Element region listings:
★ ★ ★

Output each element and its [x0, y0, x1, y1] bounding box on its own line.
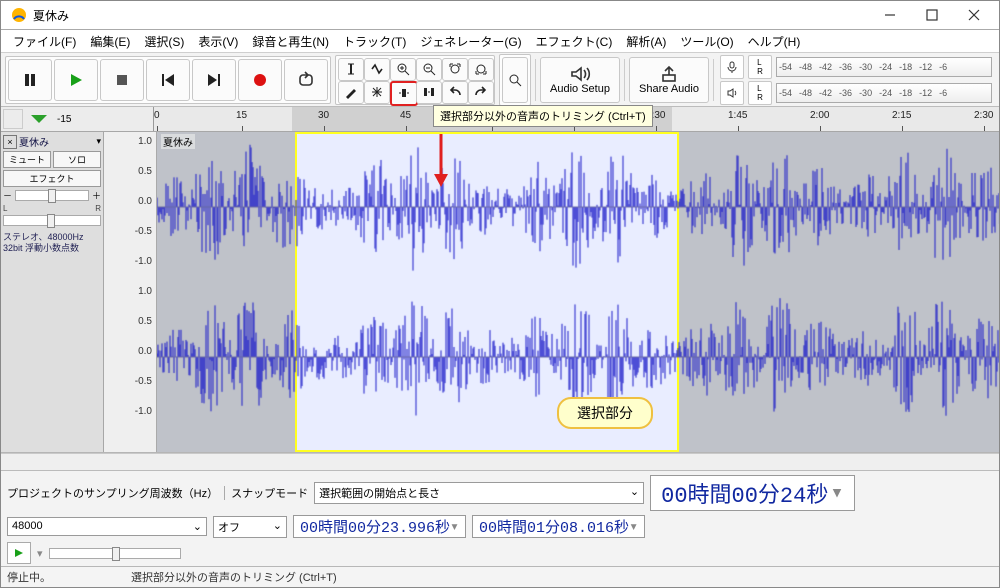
track-control-panel: × 夏休み ▾ ミュート ソロ エフェクト － ＋ LR ステレオ、48000H… [1, 132, 104, 452]
envelope-tool[interactable] [364, 58, 390, 81]
menu-generate[interactable]: ジェネレーター(G) [414, 31, 527, 52]
mute-button[interactable]: ミュート [3, 151, 51, 168]
skip-start-button[interactable] [146, 59, 190, 101]
zoom-toggle-button[interactable] [499, 54, 531, 106]
audio-setup-label: Audio Setup [550, 83, 610, 95]
selection-tool[interactable] [338, 58, 364, 81]
status-state: 停止中。 [7, 569, 51, 585]
zoom-in-button[interactable] [390, 58, 416, 81]
rec-meter-mic-icon[interactable] [720, 55, 744, 79]
rec-level-icon[interactable]: LR [748, 55, 772, 79]
maximize-button[interactable] [911, 1, 953, 29]
horizontal-scrollbar[interactable] [1, 453, 999, 470]
menu-transport[interactable]: 録音と再生(N) [246, 31, 335, 52]
transport-toolbar [5, 56, 331, 104]
menu-file[interactable]: ファイル(F) [7, 31, 82, 52]
annotation-arrow [429, 132, 459, 192]
playback-meter[interactable]: -54-48-42-36-30-24-18-12-6 [776, 83, 992, 103]
undo-button[interactable] [442, 81, 468, 104]
status-hint: 選択部分以外の音声のトリミング (Ctrl+T) [131, 569, 337, 585]
zoom-fit-sel-button[interactable] [442, 58, 468, 81]
selection-start-display[interactable]: 00時間00分23.996秒▾ [293, 515, 466, 538]
menu-select[interactable]: 選択(S) [138, 31, 190, 52]
sample-rate-label: プロジェクトのサンプリング周波数（Hz） [7, 485, 218, 501]
track-name[interactable]: 夏休み [19, 134, 49, 149]
play-button[interactable] [54, 59, 98, 101]
playback-speed-slider[interactable] [49, 548, 181, 559]
menu-edit[interactable]: 編集(E) [84, 31, 136, 52]
play-level-icon[interactable]: LR [748, 81, 772, 105]
record-button[interactable] [238, 59, 282, 101]
zoom-fit-all-button[interactable] [468, 58, 494, 81]
redo-button[interactable] [468, 81, 494, 104]
track-format: ステレオ、48000Hz [3, 232, 101, 243]
share-audio-label: Share Audio [639, 83, 699, 95]
loop-button[interactable] [284, 59, 328, 101]
tools-toolbar [335, 55, 495, 105]
solo-button[interactable]: ソロ [53, 151, 101, 168]
track-depth: 32bit 浮動小数点数 [3, 243, 101, 254]
time-neg: -15 [57, 114, 71, 125]
gain-slider[interactable] [15, 190, 89, 201]
play-at-speed-button[interactable] [7, 542, 31, 564]
app-logo [11, 7, 27, 23]
trim-outside-button[interactable] [390, 81, 418, 106]
play-meter-speaker-icon[interactable] [720, 81, 744, 105]
selection-mode-select[interactable]: 選択範囲の開始点と長さ⌄ [314, 482, 644, 504]
draw-tool[interactable] [338, 81, 364, 104]
share-audio-button[interactable]: Share Audio [629, 57, 709, 103]
annotation-callout: 選択部分 [557, 397, 653, 429]
waveform-area[interactable]: 夏休み 選択部分 [157, 132, 999, 452]
multi-tool[interactable] [364, 81, 390, 104]
close-button[interactable] [953, 1, 995, 29]
effects-button[interactable]: エフェクト [3, 170, 101, 187]
window-title: 夏休み [33, 7, 869, 24]
zoom-out-button[interactable] [416, 58, 442, 81]
menu-analyze[interactable]: 解析(A) [620, 31, 672, 52]
skip-end-button[interactable] [192, 59, 236, 101]
menu-track[interactable]: トラック(T) [337, 31, 412, 52]
amplitude-scale: 1.0 0.5 0.0 -0.5 -1.0 1.0 0.5 0.0 -0.5 -… [104, 132, 157, 452]
pin-button[interactable] [3, 109, 23, 129]
playhead-icon[interactable] [31, 115, 47, 123]
current-time-display[interactable]: 00時間00分24秒▾ [650, 475, 854, 511]
pan-slider[interactable] [3, 215, 101, 226]
menu-tools[interactable]: ツール(O) [674, 31, 739, 52]
menu-view[interactable]: 表示(V) [192, 31, 244, 52]
menu-help[interactable]: ヘルプ(H) [742, 31, 807, 52]
silence-button[interactable] [416, 81, 442, 104]
menu-bar: ファイル(F) 編集(E) 選択(S) 表示(V) 録音と再生(N) トラック(… [1, 30, 999, 53]
tooltip: 選択部分以外の音声のトリミング (Ctrl+T) [433, 105, 653, 127]
snap-select[interactable]: オフ⌄ [213, 516, 287, 538]
pause-button[interactable] [8, 59, 52, 101]
record-meter[interactable]: -54-48-42-36-30-24-18-12-6 [776, 57, 992, 77]
menu-effect[interactable]: エフェクト(C) [530, 31, 619, 52]
audio-setup-button[interactable]: Audio Setup [540, 57, 620, 103]
track-close-button[interactable]: × [3, 135, 17, 149]
sample-rate-select[interactable]: 48000⌄ [7, 517, 207, 536]
snap-label: スナップモード [231, 485, 308, 501]
stop-button[interactable] [100, 59, 144, 101]
minimize-button[interactable] [869, 1, 911, 29]
selection-length-display[interactable]: 00時間01分08.016秒▾ [472, 515, 645, 538]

★ ★ ★

- **STATED GOAL**: Express these lines as a numbered list, leaving out any blank lines and any pictures.

- **RESPONSE TO THIS TASK**:
1. Output each element and its [x0, y0, x1, y1] bounding box on its own line.
2. track-control-panel: × 夏休み ▾ ミュート ソロ エフェクト － ＋ LR ステレオ、48000H… [1, 132, 104, 452]
3. envelope-tool[interactable] [364, 58, 390, 81]
4. menu-generate[interactable]: ジェネレーター(G) [414, 31, 527, 52]
5. mute-button[interactable]: ミュート [3, 151, 51, 168]
6. skip-start-button[interactable] [146, 59, 190, 101]
7. zoom-toggle-button[interactable] [499, 54, 531, 106]
8. audio-setup-label: Audio Setup [550, 83, 610, 95]
9. selection-tool[interactable] [338, 58, 364, 81]
10. status-state: 停止中。 [7, 569, 51, 585]
11. zoom-in-button[interactable] [390, 58, 416, 81]
12. rec-meter-mic-icon[interactable] [720, 55, 744, 79]
13. rec-level-icon[interactable]: LR [748, 55, 772, 79]
14. maximize-button[interactable] [911, 1, 953, 29]
15. horizontal-scrollbar[interactable] [1, 453, 999, 470]
16. menu-transport[interactable]: 録音と再生(N) [246, 31, 335, 52]
17. transport-toolbar [5, 56, 331, 104]
18. menu-file[interactable]: ファイル(F) [7, 31, 82, 52]
19. annotation-arrow [429, 132, 459, 192]
20. playback-meter[interactable]: -54-48-42-36-30-24-18-12-6 [776, 83, 992, 103]
21. undo-button[interactable] [442, 81, 468, 104]
22. status-hint: 選択部分以外の音声のトリミング (Ctrl+T) [131, 569, 337, 585]
23. zoom-fit-sel-button[interactable] [442, 58, 468, 81]
24. selection-start-display[interactable]: 00時間00分23.996秒▾ [293, 515, 466, 538]
25. menu-select[interactable]: 選択(S) [138, 31, 190, 52]
26. sample-rate-label: プロジェクトのサンプリング周波数（Hz） [7, 485, 218, 501]
27. track-name[interactable]: 夏休み [19, 134, 49, 149]
28. play-button[interactable] [54, 59, 98, 101]
29. playback-speed-slider[interactable] [49, 548, 181, 559]
30. menu-edit[interactable]: 編集(E) [84, 31, 136, 52]
31. play-level-icon[interactable]: LR [748, 81, 772, 105]
32. record-button[interactable] [238, 59, 282, 101]
33. zoom-fit-all-button[interactable] [468, 58, 494, 81]
34. redo-button[interactable] [468, 81, 494, 104]
35. track-format: ステレオ、48000Hz [3, 232, 101, 243]
36. share-audio-label: Share Audio [639, 83, 699, 95]
37. loop-button[interactable] [284, 59, 328, 101]
38. tools-toolbar [335, 55, 495, 105]
39. solo-button[interactable]: ソロ [53, 151, 101, 168]
40. track-depth: 32bit 浮動小数点数 [3, 243, 101, 254]
41. time-neg: -15 [57, 114, 71, 125]
42. gain-slider[interactable] [15, 190, 89, 201]
43. play-at-speed-button[interactable] [7, 542, 31, 564]
44. app-logo [11, 7, 27, 23]
45. trim-outside-button[interactable] [390, 81, 418, 106]
46. play-meter-speaker-icon[interactable] [720, 81, 744, 105]
47. selection-mode-select[interactable]: 選択範囲の開始点と長さ⌄ [314, 482, 644, 504]
48. draw-tool[interactable] [338, 81, 364, 104]
49. share-audio-button[interactable]: Share Audio [629, 57, 709, 103]
50. annotation-callout: 選択部分 [557, 397, 653, 429]
51. waveform-area[interactable]: 夏休み 選択部分 [157, 132, 999, 452]
52. multi-tool[interactable] [364, 81, 390, 104]
53. close-button[interactable] [953, 1, 995, 29]
54. effects-button[interactable]: エフェクト [3, 170, 101, 187]
55. window-title: 夏休み [33, 7, 869, 24]
56. zoom-out-button[interactable] [416, 58, 442, 81]
57. menu-analyze[interactable]: 解析(A) [620, 31, 672, 52]
58. skip-end-button[interactable] [192, 59, 236, 101]
59. menu-track[interactable]: トラック(T) [337, 31, 412, 52]
60. amplitude-scale: 1.0 0.5 0.0 -0.5 -1.0 1.0 0.5 0.0 -0.5 -… [104, 132, 157, 452]
61. pin-button[interactable] [3, 109, 23, 129]
62. playhead-icon[interactable] [31, 115, 47, 123]
63. current-time-display[interactable]: 00時間00分24秒▾ [650, 475, 854, 511]
64. pan-slider[interactable] [3, 215, 101, 226]
65. menu-tools[interactable]: ツール(O) [674, 31, 739, 52]
66. menu-view[interactable]: 表示(V) [192, 31, 244, 52]
67. menu-help[interactable]: ヘルプ(H) [742, 31, 807, 52]
68. silence-button[interactable] [416, 81, 442, 104]
69. menu-bar: ファイル(F) 編集(E) 選択(S) 表示(V) 録音と再生(N) トラック(… [1, 30, 999, 53]
70. tooltip: 選択部分以外の音声のトリミング (Ctrl+T) [433, 105, 653, 127]
71. snap-select[interactable]: オフ⌄ [213, 516, 287, 538]
72. pause-button[interactable] [8, 59, 52, 101]
73. record-meter[interactable]: -54-48-42-36-30-24-18-12-6 [776, 57, 992, 77]
74. menu-effect[interactable]: エフェクト(C) [530, 31, 619, 52]
75. audio-setup-button[interactable]: Audio Setup [540, 57, 620, 103]
76. track-close-button[interactable]: × [3, 135, 17, 149]
77. sample-rate-select[interactable]: 48000⌄ [7, 517, 207, 536]
78. snap-label: スナップモード [231, 485, 308, 501]
79. stop-button[interactable] [100, 59, 144, 101]
80. minimize-button[interactable] [869, 1, 911, 29]
81. selection-length-display[interactable]: 00時間01分08.016秒▾ [472, 515, 645, 538]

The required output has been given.